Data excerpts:
※ ※ ※

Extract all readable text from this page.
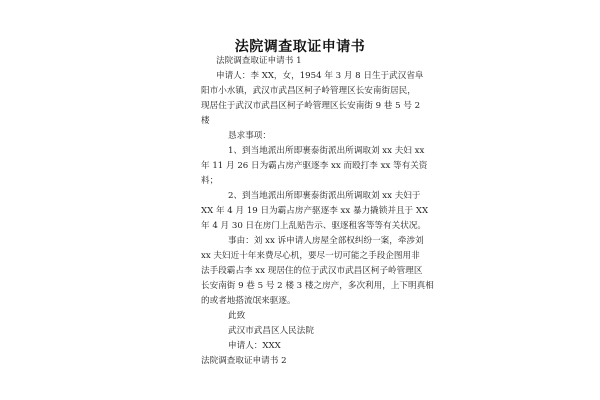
法院调查取证申请书
法院调查取证申请书 1
申请人：李 XX，女，1954 年 3 月 8 日生于武汉省阜
阳市小水镇，武汉市武昌区柯子岭管理区长安南街居民，
现居住于武汉市武昌区柯子岭管理区长安南街 9 巷 5 号 2
楼
恳求事项：
1、到当地派出所即裹泰街派出所调取刘 xx 夫妇 xx
年 11 月 26 日为霸占房产驱逐李 xx 而殴打李 xx 等有关资
料；
2、到当地派出所即裹泰街派出所调取刘 xx 夫妇于
XX 年 4 月 19 日为霸占房产驱逐李 xx 暴力撬锁并且于 XX
年 4 月 30 日在房门上乱贴告示、驱逐租客等等有关状况。
事由：刘 xx 诉申请人房屋全部权纠纷一案，牵涉刘
xx 夫妇近十年来费尽心机，要尽一切可能之手段企图用非
法手段霸占李 xx 现居住的位于武汉市武昌区柯子岭管理区
长安南街 9 巷 5 号 2 楼 3 楼之房产，多次利用，上下明真相
的或者地搭流氓来驱逐。
此致
武汉市武昌区人民法院
申请人：XXX
法院调查取证申请书 2
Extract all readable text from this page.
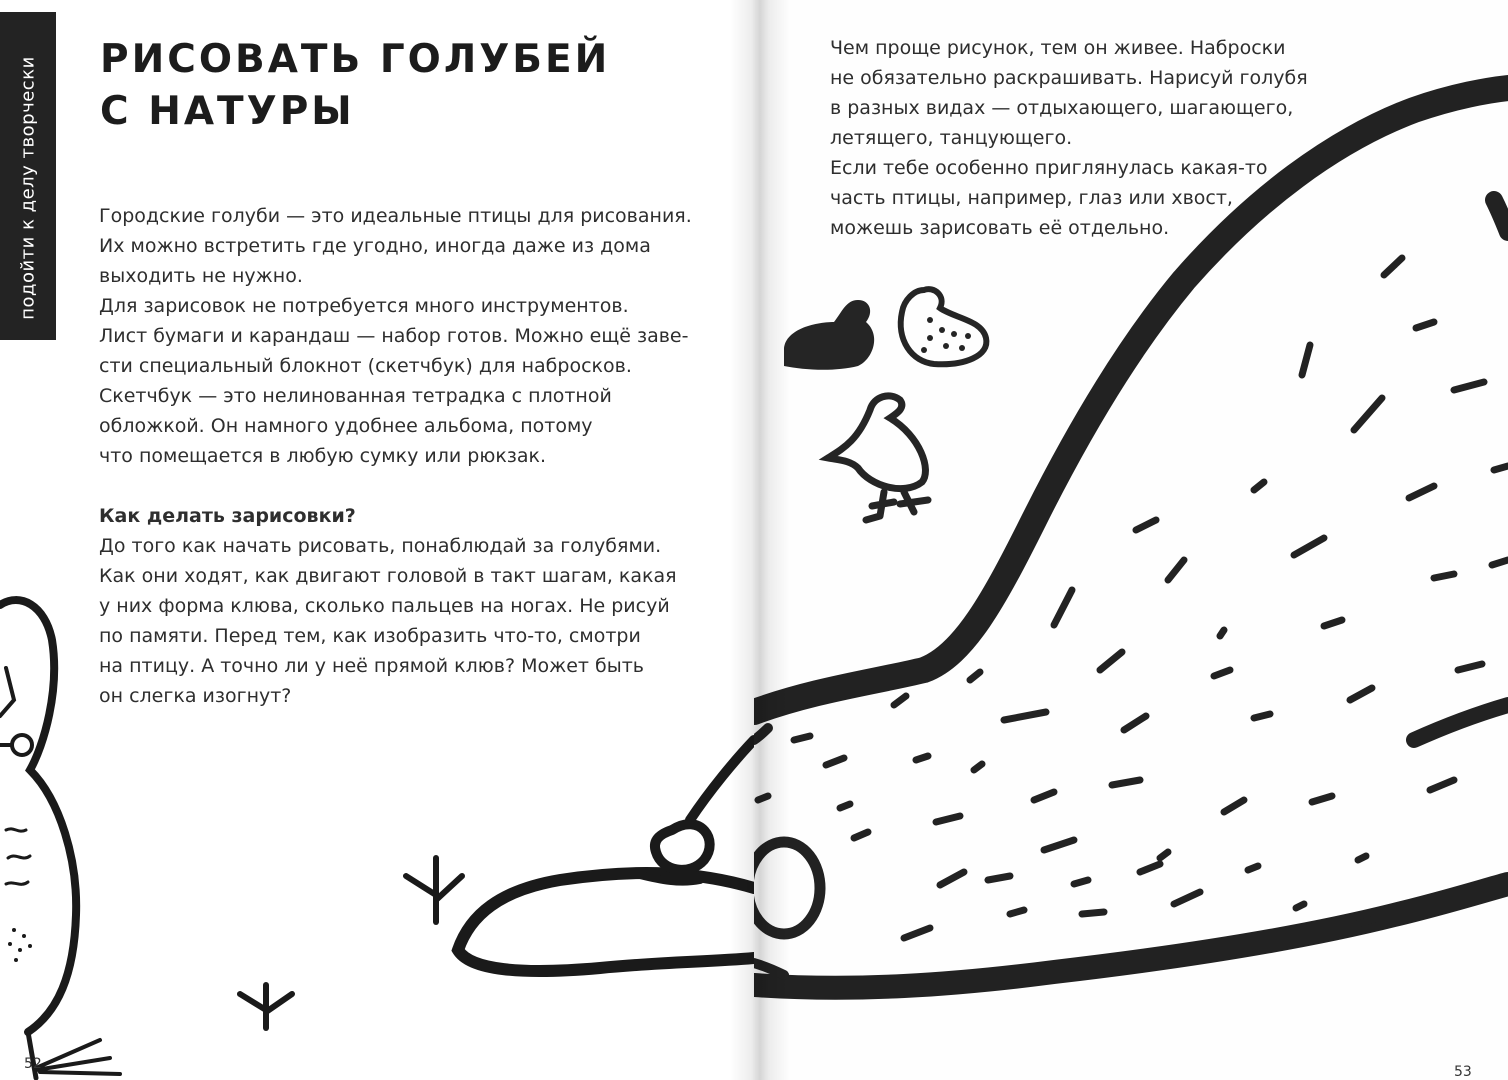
подойти к делу творчески РИСОВАТЬ ГОЛУБЕЙ
С НАТУРЫ

Городские голуби — это идеальные птицы для рисования.

Их можно встретить где угодно, иногда даже из дома

выходить не нужно.

Для зарисовок не потребуется много инструментов.

Лист бумаги и карандаш — набор готов. Можно ещё заве-

сти специальный блокнот (скетчбук) для набросков.

Скетчбук — это нелинованная тетрадка с плотной

обложкой. Он намного удобнее альбома, потому

что помещается в любую сумку или рюкзак.

Как делать зарисовки?

До того как начать рисовать, понаблюдай за голубями.

Как они ходят, как двигают головой в такт шагам, какая

у них форма клюва, сколько пальцев на ногах. Не рисуй

по памяти. Перед тем, как изобразить что-то, смотри

на птицу. А точно ли у неё прямой клюв? Может быть

он слегка изогнут?

52

Чем проще рисунок, тем он живее. Наброски

не обязательно раскрашивать. Нарисуй голубя

в разных видах — отдыхающего, шагающего,

летящего, танцующего.

Если тебе особенно приглянулась какая-то

часть птицы, например, глаз или хвост,

можешь зарисовать её отдельно.

53
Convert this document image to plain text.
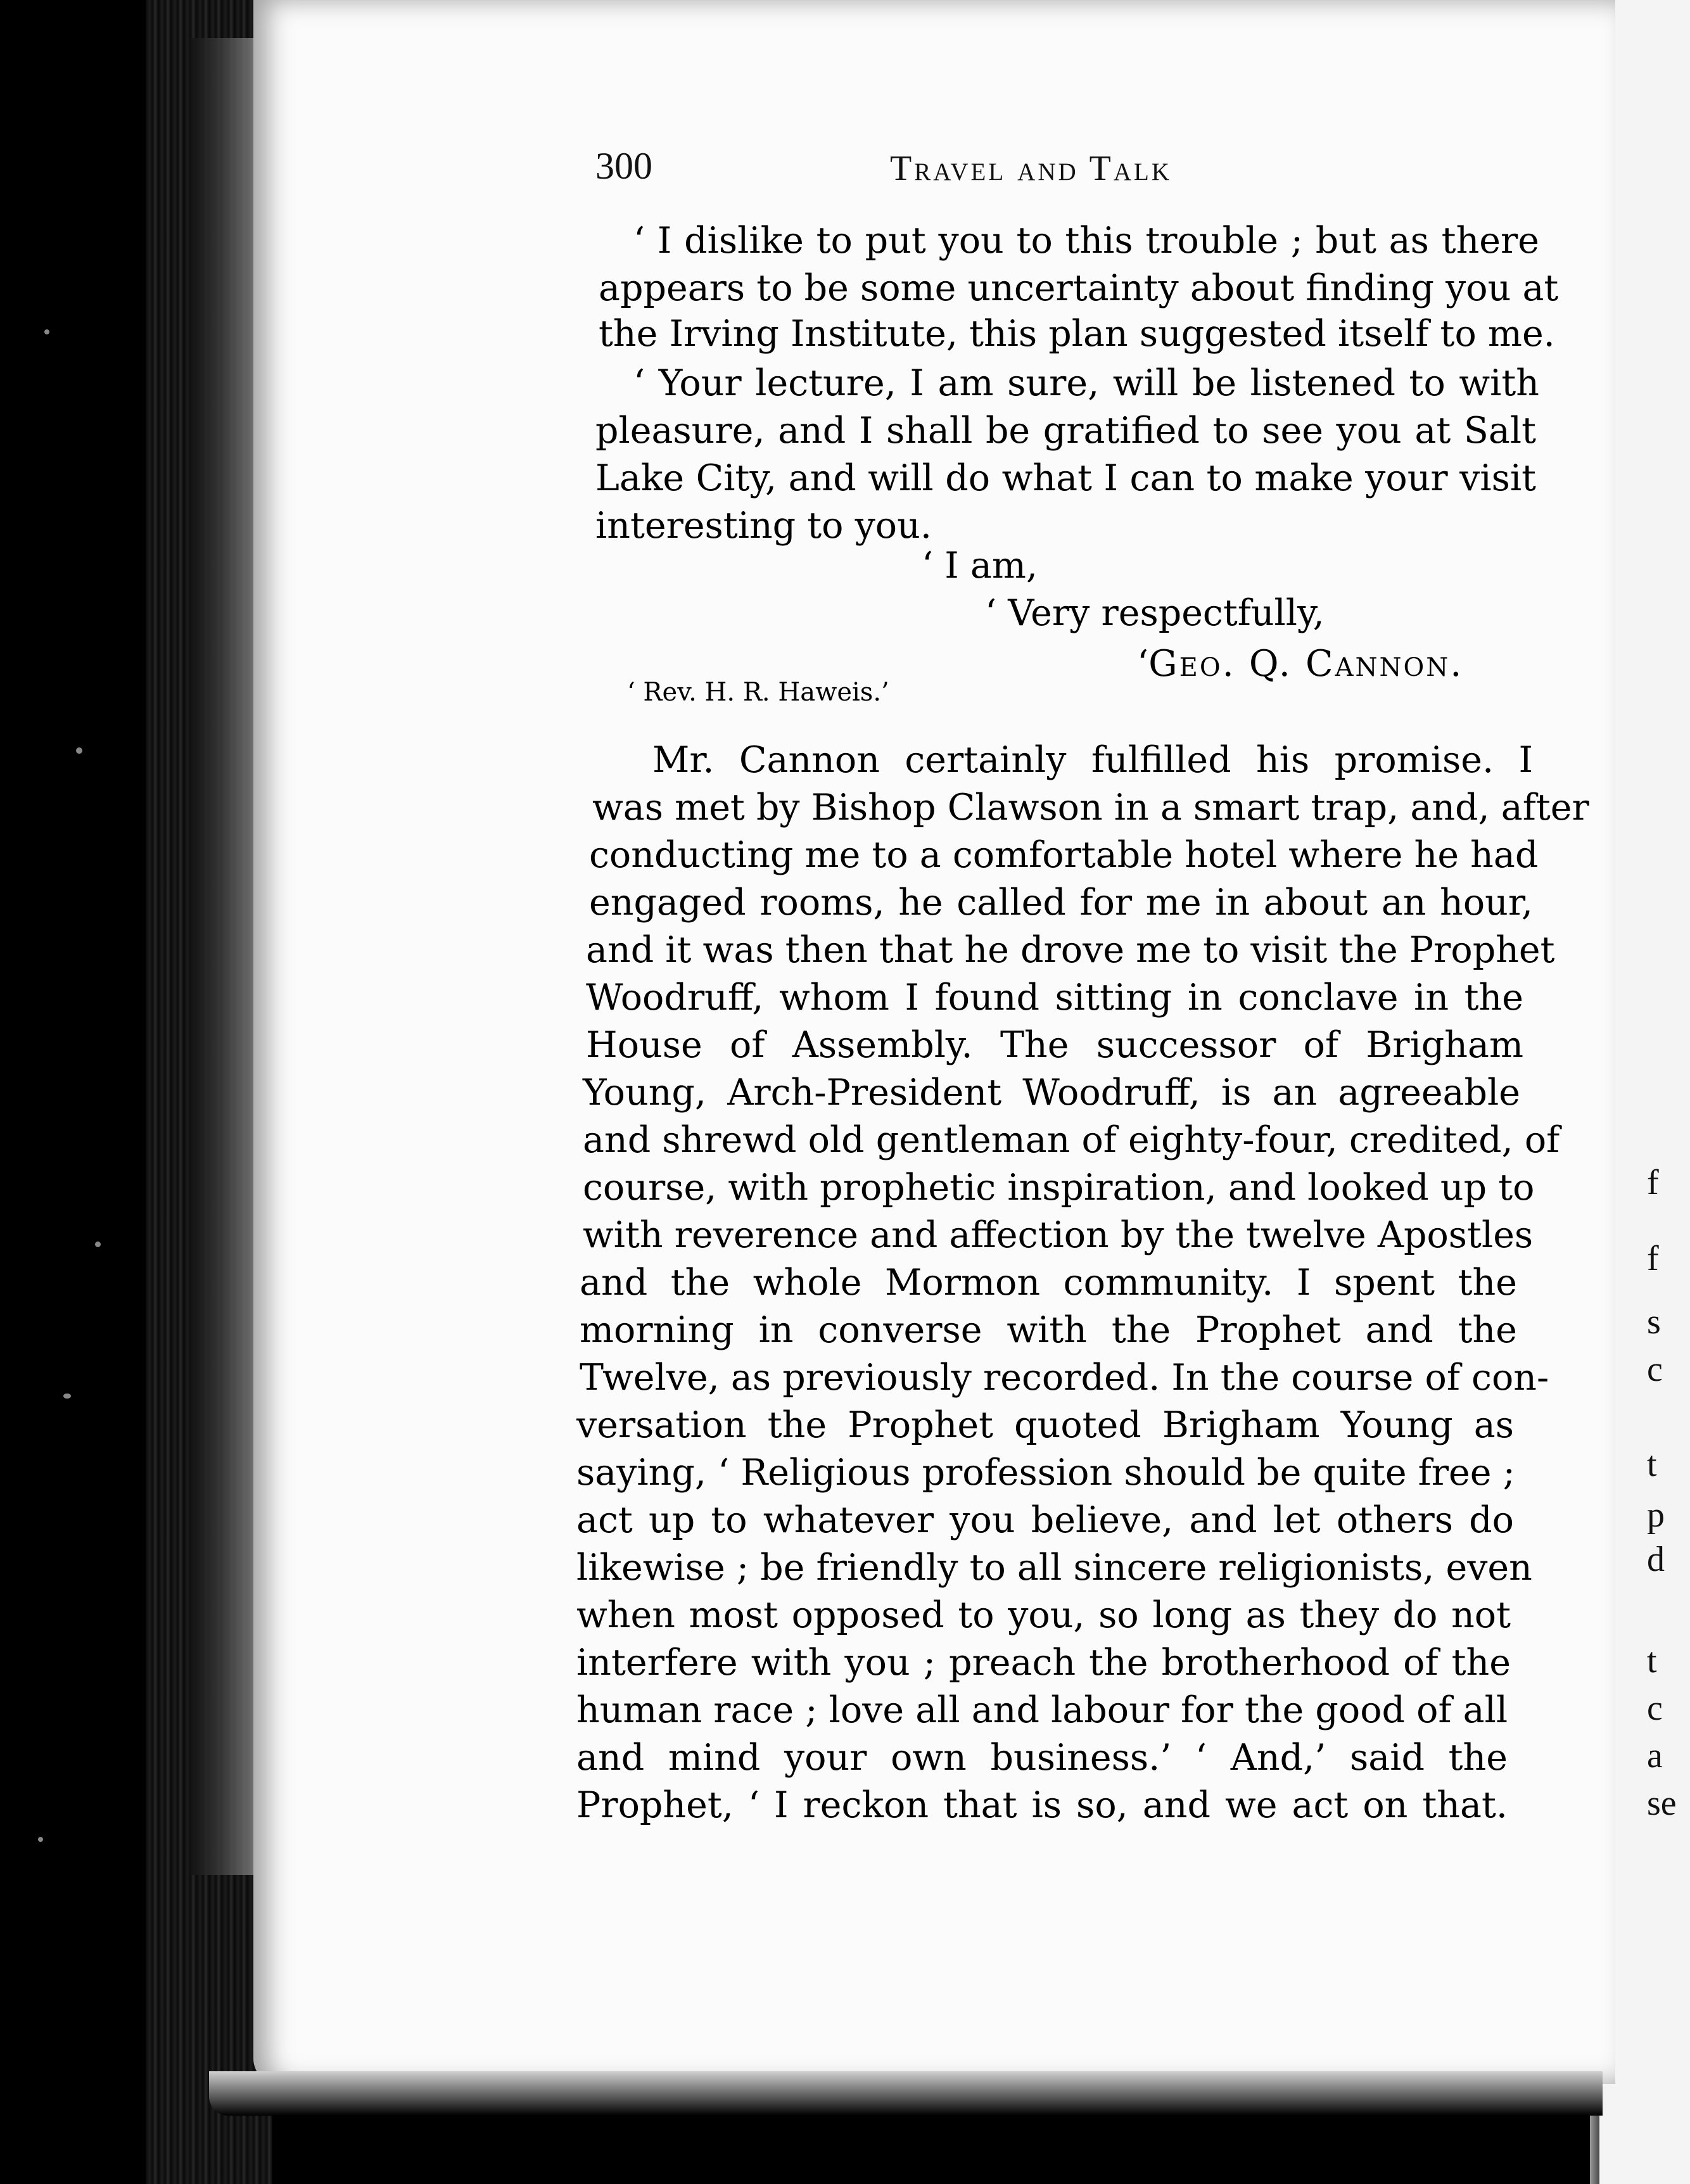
f
f
s
c
t
p
d
t
c
a
se
300	Travel and Talk
‘ I dislike to put you to this trouble ; but as there
appears to be some uncertainty about finding you at
the Irving Institute, this plan suggested itself to me.
‘ Your lecture, I am sure, will be listened to with
pleasure, and I shall be gratified to see you at Salt
Lake City, and will do what I can to make your visit
interesting to you.
‘ I am,
‘ Very respectfully,
‘Geo. Q. Cannon.
‘ Rev. H. R. Haweis.’
Mr. Cannon certainly fulfilled his promise. I
was met by Bishop Clawson in a smart trap, and, after
conducting me to a comfortable hotel where he had
engaged rooms, he called for me in about an hour,
and it was then that he drove me to visit the Prophet
Woodruff, whom I found sitting in conclave in the
House of Assembly. The successor of Brigham
Young, Arch-President Woodruff, is an agreeable
and shrewd old gentleman of eighty-four, credited, of
course, with prophetic inspiration, and looked up to
with reverence and affection by the twelve Apostles
and the whole Mormon community. I spent the
morning in converse with the Prophet and the
Twelve, as previously recorded. In the course of con-
versation the Prophet quoted Brigham Young as
saying, ‘ Religious profession should be quite free ;
act up to whatever you believe, and let others do
likewise ; be friendly to all sincere religionists, even
when most opposed to you, so long as they do not
interfere with you ; preach the brotherhood of the
human race ; love all and labour for the good of all
and mind your own business.’ ‘ And,’ said the
Prophet, ‘ I reckon that is so, and we act on that.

※ ※ ※

**Task:**
Write out all the entries word for word, but skip any images.

**Result for this task:**
Extract all readable text from this page.
法院调查取证申请书
法院调查取证申请书 1
申请人：李 XX，女，1954 年 3 月 8 日生于武汉省阜
阳市小水镇，武汉市武昌区柯子岭管理区长安南街居民，
现居住于武汉市武昌区柯子岭管理区长安南街 9 巷 5 号 2
楼
恳求事项：
1、到当地派出所即裹泰街派出所调取刘 xx 夫妇 xx
年 11 月 26 日为霸占房产驱逐李 xx 而殴打李 xx 等有关资
料；
2、到当地派出所即裹泰街派出所调取刘 xx 夫妇于
XX 年 4 月 19 日为霸占房产驱逐李 xx 暴力撬锁并且于 XX
年 4 月 30 日在房门上乱贴告示、驱逐租客等等有关状况。
事由：刘 xx 诉申请人房屋全部权纠纷一案，牵涉刘
xx 夫妇近十年来费尽心机，要尽一切可能之手段企图用非
法手段霸占李 xx 现居住的位于武汉市武昌区柯子岭管理区
长安南街 9 巷 5 号 2 楼 3 楼之房产，多次利用，上下明真相
的或者地搭流氓来驱逐。
此致
武汉市武昌区人民法院
申请人：XXX
法院调查取证申请书 2
Extract all readable text from this page.
подойти к делу творчески РИСОВАТЬ ГОЛУБЕЙ
С НАТУРЫ

Городские голуби — это идеальные птицы для рисования.

Их можно встретить где угодно, иногда даже из дома

выходить не нужно.

Для зарисовок не потребуется много инструментов.

Лист бумаги и карандаш — набор готов. Можно ещё заве-

сти специальный блокнот (скетчбук) для набросков.

Скетчбук — это нелинованная тетрадка с плотной

обложкой. Он намного удобнее альбома, потому

что помещается в любую сумку или рюкзак.

Как делать зарисовки?

До того как начать рисовать, понаблюдай за голубями.

Как они ходят, как двигают головой в такт шагам, какая

у них форма клюва, сколько пальцев на ногах. Не рисуй

по памяти. Перед тем, как изобразить что-то, смотри

на птицу. А точно ли у неё прямой клюв? Может быть

он слегка изогнут?

52

Чем проще рисунок, тем он живее. Наброски

не обязательно раскрашивать. Нарисуй голубя

в разных видах — отдыхающего, шагающего,

летящего, танцующего.

Если тебе особенно приглянулась какая-то

часть птицы, например, глаз или хвост,

можешь зарисовать её отдельно.

53
Convert this document image to plain text.
f
f
s
c
t
p
d
t
c
a
se
300	Travel and Talk
‘ I dislike to put you to this trouble ; but as there
appears to be some uncertainty about finding you at
the Irving Institute, this plan suggested itself to me.
‘ Your lecture, I am sure, will be listened to with
pleasure, and I shall be gratified to see you at Salt
Lake City, and will do what I can to make your visit
interesting to you.
‘ I am,
‘ Very respectfully,
‘Geo. Q. Cannon.
‘ Rev. H. R. Haweis.’
Mr. Cannon certainly fulfilled his promise. I
was met by Bishop Clawson in a smart trap, and, after
conducting me to a comfortable hotel where he had
engaged rooms, he called for me in about an hour,
and it was then that he drove me to visit the Prophet
Woodruff, whom I found sitting in conclave in the
House of Assembly. The successor of Brigham
Young, Arch-President Woodruff, is an agreeable
and shrewd old gentleman of eighty-four, credited, of
course, with prophetic inspiration, and looked up to
with reverence and affection by the twelve Apostles
and the whole Mormon community. I spent the
morning in converse with the Prophet and the
Twelve, as previously recorded. In the course of con-
versation the Prophet quoted Brigham Young as
saying, ‘ Religious profession should be quite free ;
act up to whatever you believe, and let others do
likewise ; be friendly to all sincere religionists, even
when most opposed to you, so long as they do not
interfere with you ; preach the brotherhood of the
human race ; love all and labour for the good of all
and mind your own business.’ ‘ And,’ said the
Prophet, ‘ I reckon that is so, and we act on that.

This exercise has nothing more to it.